## Start Raw data
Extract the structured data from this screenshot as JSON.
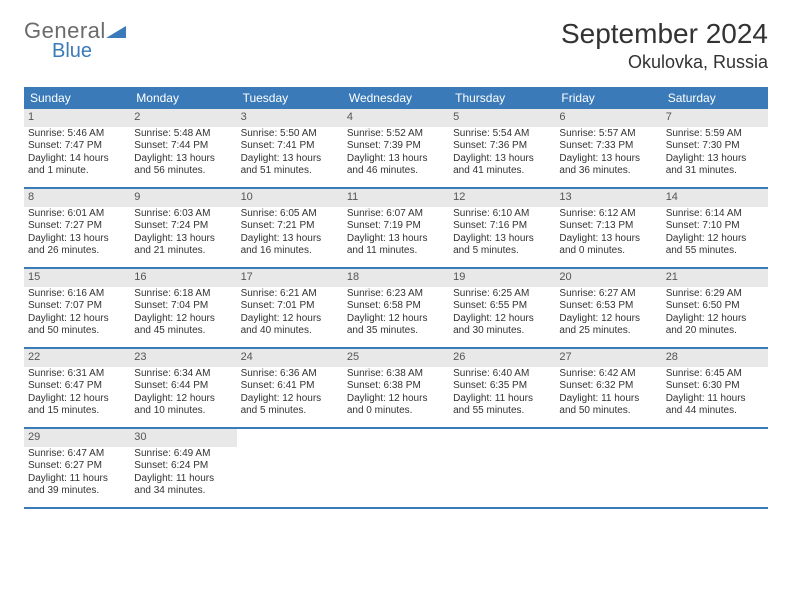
{
  "logo": {
    "text_general": "General",
    "text_blue": "Blue"
  },
  "title": "September 2024",
  "location": "Okulovka, Russia",
  "colors": {
    "header_bg": "#3a7ab8",
    "header_text": "#ffffff",
    "daynum_bg": "#e8e8e8",
    "daynum_text": "#555555",
    "border": "#3a7ab8",
    "body_text": "#333333",
    "logo_gray": "#6b6b6b",
    "logo_blue": "#3a7ab8"
  },
  "day_names": [
    "Sunday",
    "Monday",
    "Tuesday",
    "Wednesday",
    "Thursday",
    "Friday",
    "Saturday"
  ],
  "weeks": [
    [
      {
        "n": "1",
        "sr": "5:46 AM",
        "ss": "7:47 PM",
        "dl": "14 hours and 1 minute."
      },
      {
        "n": "2",
        "sr": "5:48 AM",
        "ss": "7:44 PM",
        "dl": "13 hours and 56 minutes."
      },
      {
        "n": "3",
        "sr": "5:50 AM",
        "ss": "7:41 PM",
        "dl": "13 hours and 51 minutes."
      },
      {
        "n": "4",
        "sr": "5:52 AM",
        "ss": "7:39 PM",
        "dl": "13 hours and 46 minutes."
      },
      {
        "n": "5",
        "sr": "5:54 AM",
        "ss": "7:36 PM",
        "dl": "13 hours and 41 minutes."
      },
      {
        "n": "6",
        "sr": "5:57 AM",
        "ss": "7:33 PM",
        "dl": "13 hours and 36 minutes."
      },
      {
        "n": "7",
        "sr": "5:59 AM",
        "ss": "7:30 PM",
        "dl": "13 hours and 31 minutes."
      }
    ],
    [
      {
        "n": "8",
        "sr": "6:01 AM",
        "ss": "7:27 PM",
        "dl": "13 hours and 26 minutes."
      },
      {
        "n": "9",
        "sr": "6:03 AM",
        "ss": "7:24 PM",
        "dl": "13 hours and 21 minutes."
      },
      {
        "n": "10",
        "sr": "6:05 AM",
        "ss": "7:21 PM",
        "dl": "13 hours and 16 minutes."
      },
      {
        "n": "11",
        "sr": "6:07 AM",
        "ss": "7:19 PM",
        "dl": "13 hours and 11 minutes."
      },
      {
        "n": "12",
        "sr": "6:10 AM",
        "ss": "7:16 PM",
        "dl": "13 hours and 5 minutes."
      },
      {
        "n": "13",
        "sr": "6:12 AM",
        "ss": "7:13 PM",
        "dl": "13 hours and 0 minutes."
      },
      {
        "n": "14",
        "sr": "6:14 AM",
        "ss": "7:10 PM",
        "dl": "12 hours and 55 minutes."
      }
    ],
    [
      {
        "n": "15",
        "sr": "6:16 AM",
        "ss": "7:07 PM",
        "dl": "12 hours and 50 minutes."
      },
      {
        "n": "16",
        "sr": "6:18 AM",
        "ss": "7:04 PM",
        "dl": "12 hours and 45 minutes."
      },
      {
        "n": "17",
        "sr": "6:21 AM",
        "ss": "7:01 PM",
        "dl": "12 hours and 40 minutes."
      },
      {
        "n": "18",
        "sr": "6:23 AM",
        "ss": "6:58 PM",
        "dl": "12 hours and 35 minutes."
      },
      {
        "n": "19",
        "sr": "6:25 AM",
        "ss": "6:55 PM",
        "dl": "12 hours and 30 minutes."
      },
      {
        "n": "20",
        "sr": "6:27 AM",
        "ss": "6:53 PM",
        "dl": "12 hours and 25 minutes."
      },
      {
        "n": "21",
        "sr": "6:29 AM",
        "ss": "6:50 PM",
        "dl": "12 hours and 20 minutes."
      }
    ],
    [
      {
        "n": "22",
        "sr": "6:31 AM",
        "ss": "6:47 PM",
        "dl": "12 hours and 15 minutes."
      },
      {
        "n": "23",
        "sr": "6:34 AM",
        "ss": "6:44 PM",
        "dl": "12 hours and 10 minutes."
      },
      {
        "n": "24",
        "sr": "6:36 AM",
        "ss": "6:41 PM",
        "dl": "12 hours and 5 minutes."
      },
      {
        "n": "25",
        "sr": "6:38 AM",
        "ss": "6:38 PM",
        "dl": "12 hours and 0 minutes."
      },
      {
        "n": "26",
        "sr": "6:40 AM",
        "ss": "6:35 PM",
        "dl": "11 hours and 55 minutes."
      },
      {
        "n": "27",
        "sr": "6:42 AM",
        "ss": "6:32 PM",
        "dl": "11 hours and 50 minutes."
      },
      {
        "n": "28",
        "sr": "6:45 AM",
        "ss": "6:30 PM",
        "dl": "11 hours and 44 minutes."
      }
    ],
    [
      {
        "n": "29",
        "sr": "6:47 AM",
        "ss": "6:27 PM",
        "dl": "11 hours and 39 minutes."
      },
      {
        "n": "30",
        "sr": "6:49 AM",
        "ss": "6:24 PM",
        "dl": "11 hours and 34 minutes."
      },
      null,
      null,
      null,
      null,
      null
    ]
  ],
  "labels": {
    "sunrise": "Sunrise:",
    "sunset": "Sunset:",
    "daylight": "Daylight:"
  }
}
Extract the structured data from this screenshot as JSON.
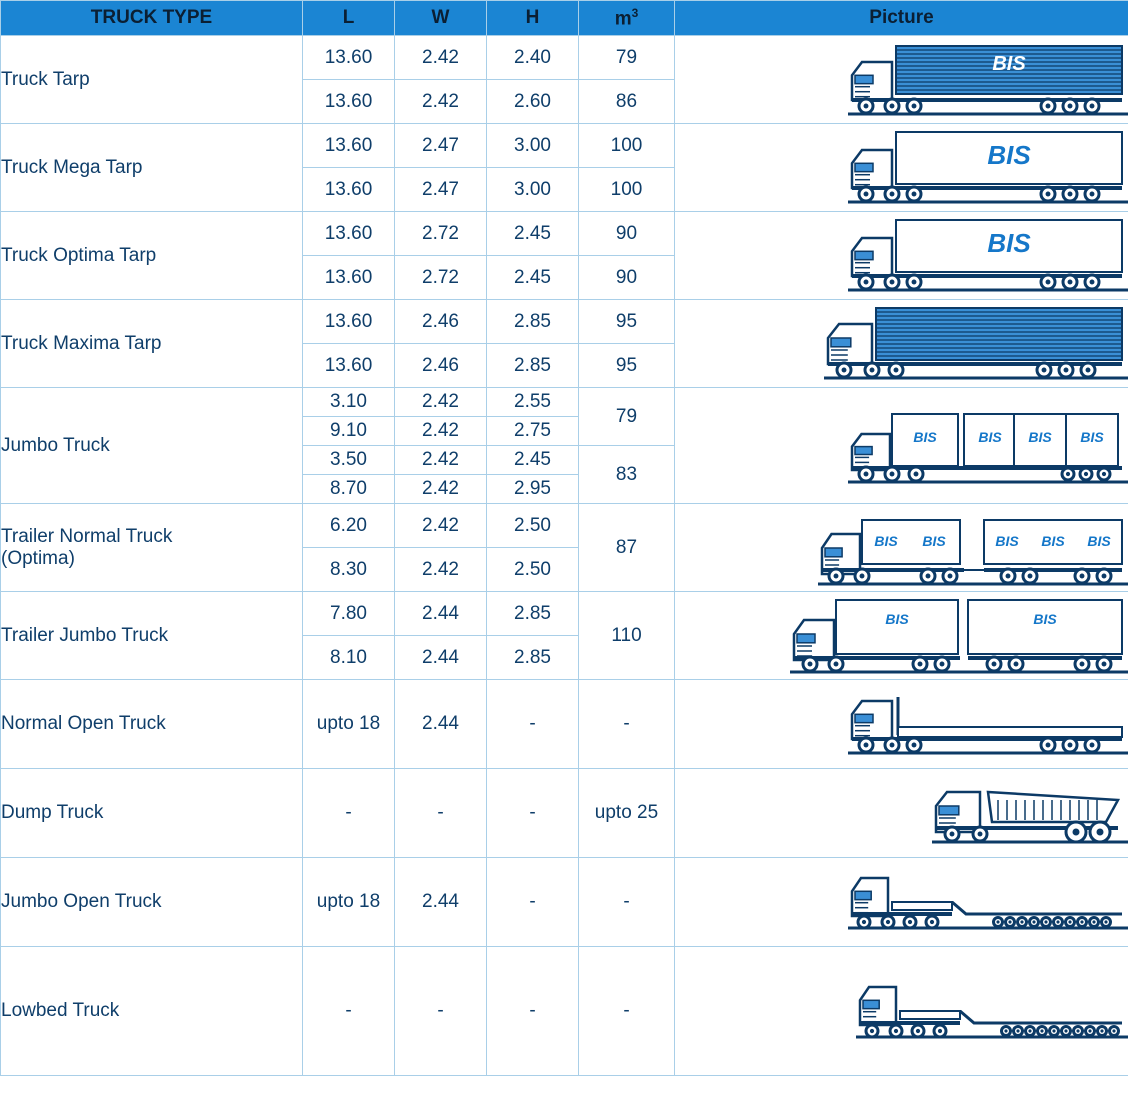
{
  "header": {
    "truck_type": "TRUCK TYPE",
    "l": "L",
    "w": "W",
    "h": "H",
    "m_base": "m",
    "m_sup": "3",
    "picture": "Picture"
  },
  "colors": {
    "header_bg": "#1b85d3",
    "text": "#0f3e6a",
    "grid": "#a9cfe8",
    "truck_line": "#0c3a66",
    "truck_fill": "#3a8fd6",
    "logo": "#1577c9"
  },
  "logo_text": "BIS",
  "rows": [
    {
      "type": "Truck Tarp",
      "m3": [
        "79",
        "86"
      ],
      "lines": [
        [
          "13.60",
          "2.42",
          "2.40"
        ],
        [
          "13.60",
          "2.42",
          "2.60"
        ]
      ],
      "icon": "tarp-truck-icon"
    },
    {
      "type": "Truck Mega Tarp",
      "m3": [
        "100",
        "100"
      ],
      "lines": [
        [
          "13.60",
          "2.47",
          "3.00"
        ],
        [
          "13.60",
          "2.47",
          "3.00"
        ]
      ],
      "icon": "mega-tarp-truck-icon"
    },
    {
      "type": "Truck Optima Tarp",
      "m3": [
        "90",
        "90"
      ],
      "lines": [
        [
          "13.60",
          "2.72",
          "2.45"
        ],
        [
          "13.60",
          "2.72",
          "2.45"
        ]
      ],
      "icon": "optima-tarp-truck-icon"
    },
    {
      "type": "Truck Maxima Tarp",
      "m3": [
        "95",
        "95"
      ],
      "lines": [
        [
          "13.60",
          "2.46",
          "2.85"
        ],
        [
          "13.60",
          "2.46",
          "2.85"
        ]
      ],
      "icon": "maxima-tarp-truck-icon"
    },
    {
      "type": "Jumbo Truck",
      "m3": [
        "79",
        "83"
      ],
      "lines": [
        [
          "3.10",
          "2.42",
          "2.55"
        ],
        [
          "9.10",
          "2.42",
          "2.75"
        ],
        [
          "3.50",
          "2.42",
          "2.45"
        ],
        [
          "8.70",
          "2.42",
          "2.95"
        ]
      ],
      "icon": "jumbo-truck-icon"
    },
    {
      "type_line1": "Trailer Normal Truck",
      "type_line2": "(Optima)",
      "m3": [
        "87"
      ],
      "lines": [
        [
          "6.20",
          "2.42",
          "2.50"
        ],
        [
          "8.30",
          "2.42",
          "2.50"
        ]
      ],
      "icon": "trailer-normal-truck-icon"
    },
    {
      "type": "Trailer Jumbo Truck",
      "m3": [
        "110"
      ],
      "lines": [
        [
          "7.80",
          "2.44",
          "2.85"
        ],
        [
          "8.10",
          "2.44",
          "2.85"
        ]
      ],
      "icon": "trailer-jumbo-truck-icon"
    },
    {
      "type": "Normal Open Truck",
      "m3": [
        "-"
      ],
      "lines": [
        [
          "upto 18",
          "2.44",
          "-"
        ]
      ],
      "icon": "normal-open-truck-icon"
    },
    {
      "type": "Dump Truck",
      "m3": [
        "upto 25"
      ],
      "lines": [
        [
          "-",
          "-",
          "-"
        ]
      ],
      "icon": "dump-truck-icon"
    },
    {
      "type": "Jumbo Open Truck",
      "m3": [
        "-"
      ],
      "lines": [
        [
          "upto 18",
          "2.44",
          "-"
        ]
      ],
      "icon": "jumbo-open-truck-icon"
    },
    {
      "type": "Lowbed Truck",
      "m3": [
        "-"
      ],
      "lines": [
        [
          "-",
          "-",
          "-"
        ]
      ],
      "icon": "lowbed-truck-icon"
    }
  ]
}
## End Raw data
= The task =
Every line of the listing that holds "icon" should be found and copied.

= Response to the exercise =
      "icon": "tarp-truck-icon"
      "icon": "mega-tarp-truck-icon"
      "icon": "optima-tarp-truck-icon"
      "icon": "maxima-tarp-truck-icon"
      "icon": "jumbo-truck-icon"
      "icon": "trailer-normal-truck-icon"
      "icon": "trailer-jumbo-truck-icon"
      "icon": "normal-open-truck-icon"
      "icon": "dump-truck-icon"
      "icon": "jumbo-open-truck-icon"
      "icon": "lowbed-truck-icon"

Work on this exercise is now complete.